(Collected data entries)
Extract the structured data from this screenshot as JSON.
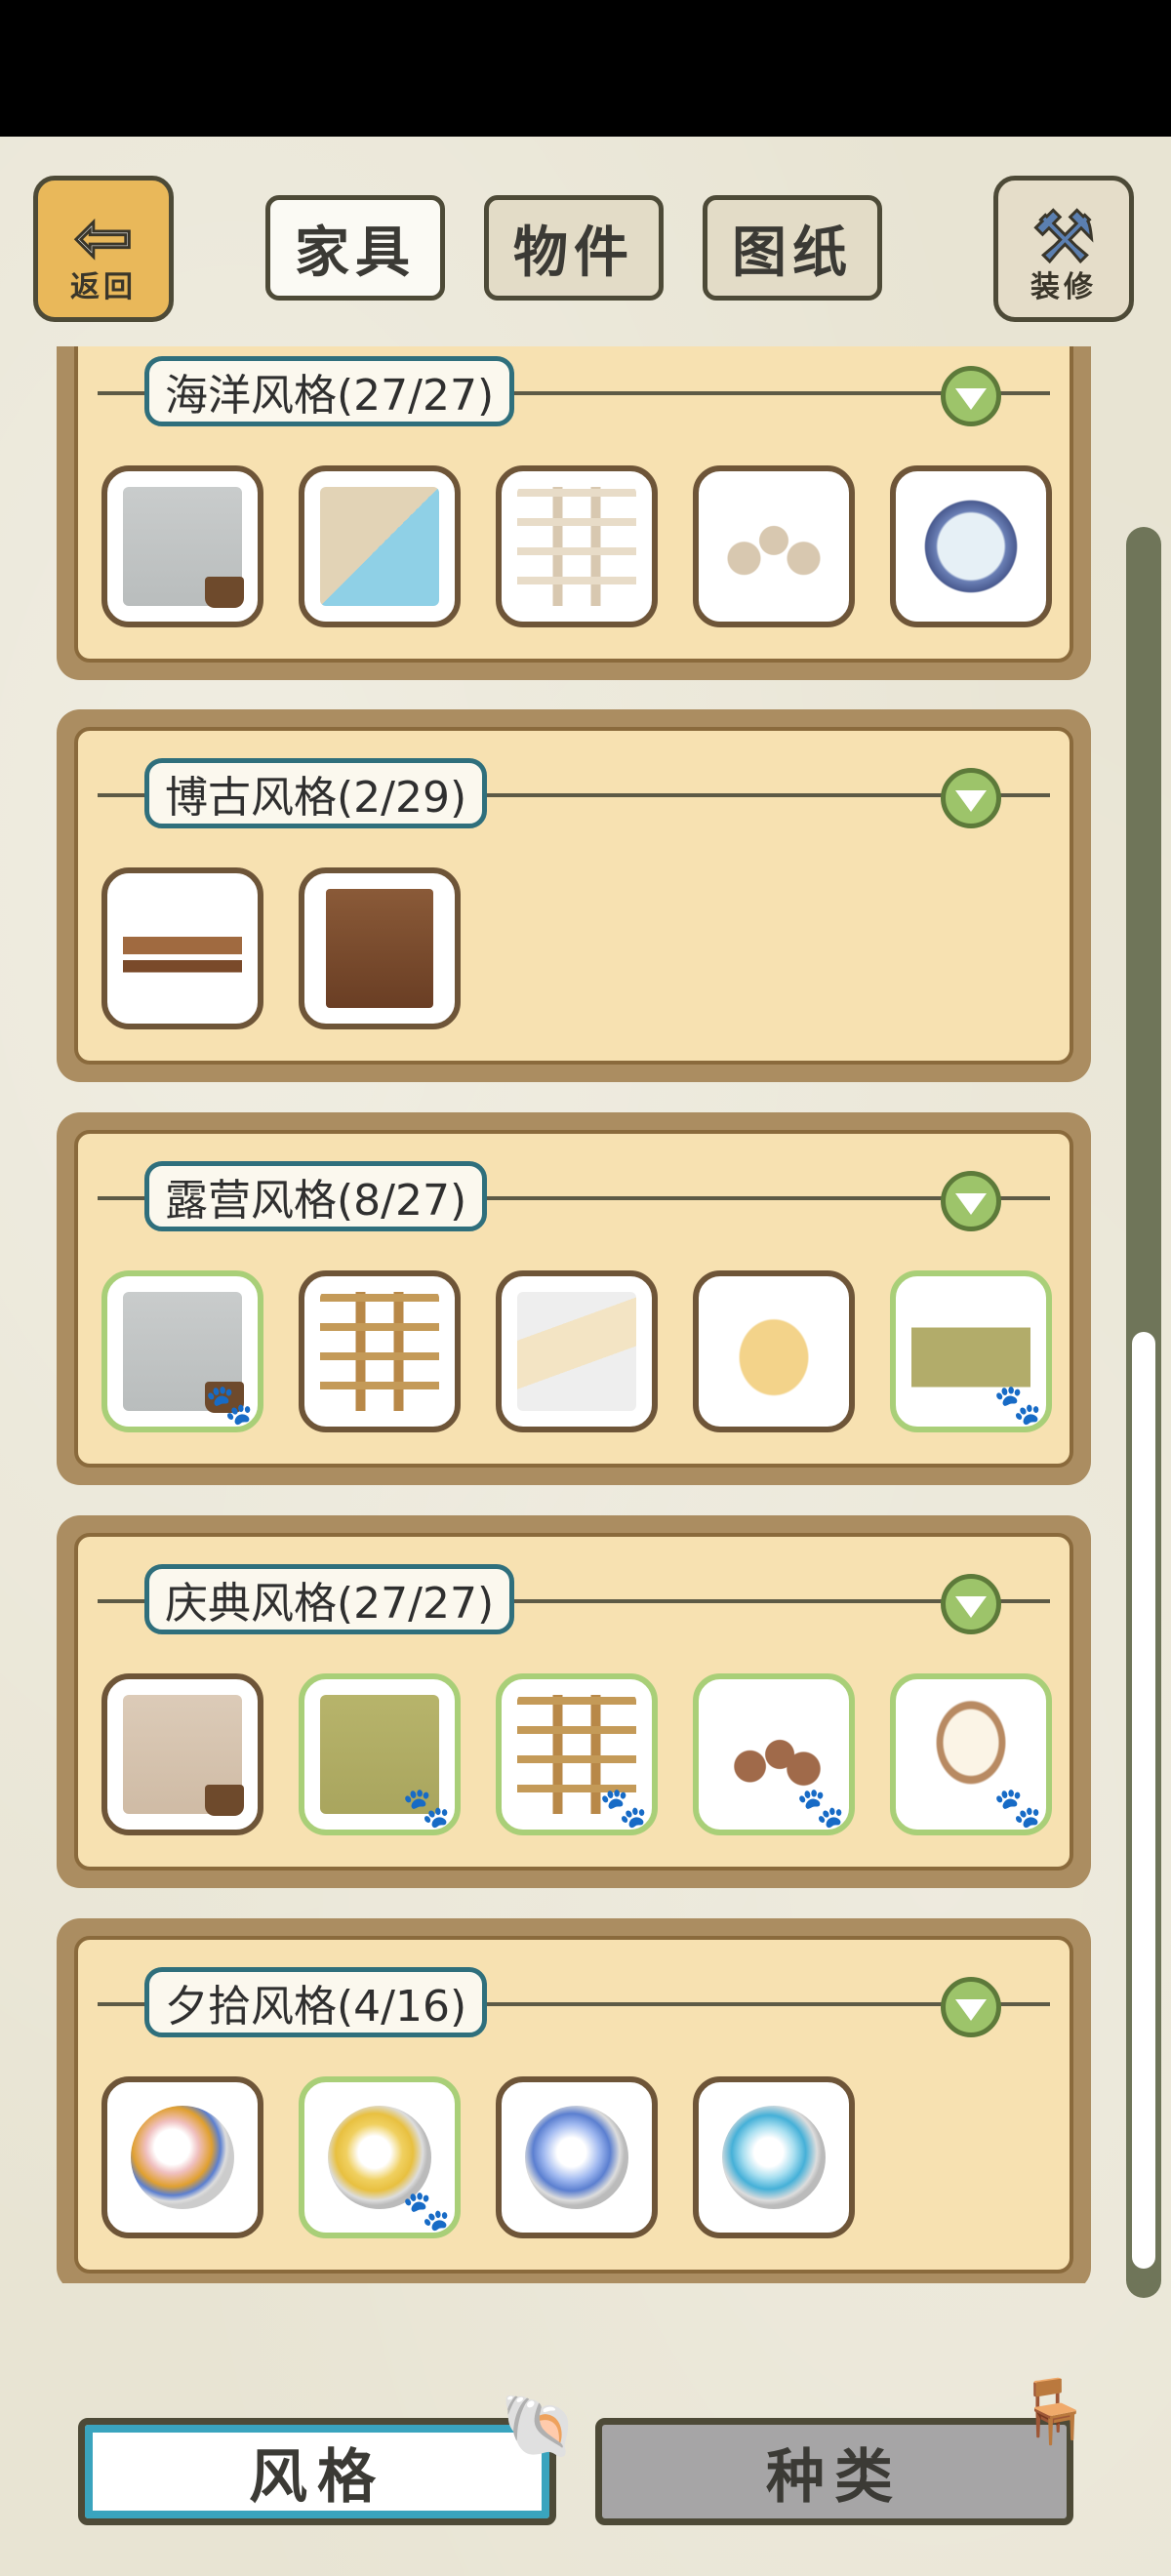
{
  "header": {
    "back_label": "返回",
    "back_icon": "left-arrow-icon",
    "decor_label": "装修",
    "decor_icon": "hammer-icon",
    "tabs": [
      {
        "label": "家具",
        "active": true
      },
      {
        "label": "物件",
        "active": false
      },
      {
        "label": "图纸",
        "active": false
      }
    ]
  },
  "sections": [
    {
      "title": "海洋风格(27/27)",
      "items": [
        {
          "icon": "wall-with-tub",
          "owned": false
        },
        {
          "icon": "pool-floor",
          "owned": false
        },
        {
          "icon": "white-ladder",
          "owned": false
        },
        {
          "icon": "stone-arch",
          "owned": false
        },
        {
          "icon": "porthole-mirror",
          "owned": false
        }
      ]
    },
    {
      "title": "博古风格(2/29)",
      "items": [
        {
          "icon": "low-table",
          "owned": false
        },
        {
          "icon": "wooden-cabinet",
          "owned": false
        }
      ]
    },
    {
      "title": "露营风格(8/27)",
      "items": [
        {
          "icon": "wall-with-tub",
          "owned": true
        },
        {
          "icon": "wooden-ladder",
          "owned": false
        },
        {
          "icon": "tent",
          "owned": false
        },
        {
          "icon": "sleeping-bag",
          "owned": false
        },
        {
          "icon": "storage-box",
          "owned": true
        }
      ]
    },
    {
      "title": "庆典风格(27/27)",
      "items": [
        {
          "icon": "wall-with-tub",
          "owned": false
        },
        {
          "icon": "grass-wall",
          "owned": true
        },
        {
          "icon": "moss-ladder",
          "owned": true
        },
        {
          "icon": "clay-pots",
          "owned": true
        },
        {
          "icon": "arched-window",
          "owned": true
        }
      ]
    },
    {
      "title": "夕拾风格(4/16)",
      "items": [
        {
          "icon": "marble-red",
          "owned": false
        },
        {
          "icon": "marble-yellow",
          "owned": true
        },
        {
          "icon": "marble-blue",
          "owned": false
        },
        {
          "icon": "marble-cyan",
          "owned": false
        }
      ]
    }
  ],
  "bottom_tabs": [
    {
      "label": "风格",
      "active": true,
      "icon": "shell-icon"
    },
    {
      "label": "种类",
      "active": false,
      "icon": "chair-icon"
    }
  ],
  "colors": {
    "panel_bg": "#f7e1b1",
    "panel_frame": "#ab8d61",
    "title_border": "#2f6f7c",
    "owned_border": "#a9cf78",
    "active_tab_border": "#3aa4be"
  }
}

**What is required**
Write the records above out again exactly, with no pictures in your copy.

**The reply**
Extract the structured data from this screenshot as JSON.
{
  "header": {
    "back_label": "返回",
    "back_icon": "left-arrow-icon",
    "decor_label": "装修",
    "decor_icon": "hammer-icon",
    "tabs": [
      {
        "label": "家具",
        "active": true
      },
      {
        "label": "物件",
        "active": false
      },
      {
        "label": "图纸",
        "active": false
      }
    ]
  },
  "sections": [
    {
      "title": "海洋风格(27/27)",
      "items": [
        {
          "icon": "wall-with-tub",
          "owned": false
        },
        {
          "icon": "pool-floor",
          "owned": false
        },
        {
          "icon": "white-ladder",
          "owned": false
        },
        {
          "icon": "stone-arch",
          "owned": false
        },
        {
          "icon": "porthole-mirror",
          "owned": false
        }
      ]
    },
    {
      "title": "博古风格(2/29)",
      "items": [
        {
          "icon": "low-table",
          "owned": false
        },
        {
          "icon": "wooden-cabinet",
          "owned": false
        }
      ]
    },
    {
      "title": "露营风格(8/27)",
      "items": [
        {
          "icon": "wall-with-tub",
          "owned": true
        },
        {
          "icon": "wooden-ladder",
          "owned": false
        },
        {
          "icon": "tent",
          "owned": false
        },
        {
          "icon": "sleeping-bag",
          "owned": false
        },
        {
          "icon": "storage-box",
          "owned": true
        }
      ]
    },
    {
      "title": "庆典风格(27/27)",
      "items": [
        {
          "icon": "wall-with-tub",
          "owned": false
        },
        {
          "icon": "grass-wall",
          "owned": true
        },
        {
          "icon": "moss-ladder",
          "owned": true
        },
        {
          "icon": "clay-pots",
          "owned": true
        },
        {
          "icon": "arched-window",
          "owned": true
        }
      ]
    },
    {
      "title": "夕拾风格(4/16)",
      "items": [
        {
          "icon": "marble-red",
          "owned": false
        },
        {
          "icon": "marble-yellow",
          "owned": true
        },
        {
          "icon": "marble-blue",
          "owned": false
        },
        {
          "icon": "marble-cyan",
          "owned": false
        }
      ]
    }
  ],
  "bottom_tabs": [
    {
      "label": "风格",
      "active": true,
      "icon": "shell-icon"
    },
    {
      "label": "种类",
      "active": false,
      "icon": "chair-icon"
    }
  ],
  "colors": {
    "panel_bg": "#f7e1b1",
    "panel_frame": "#ab8d61",
    "title_border": "#2f6f7c",
    "owned_border": "#a9cf78",
    "active_tab_border": "#3aa4be"
  }
}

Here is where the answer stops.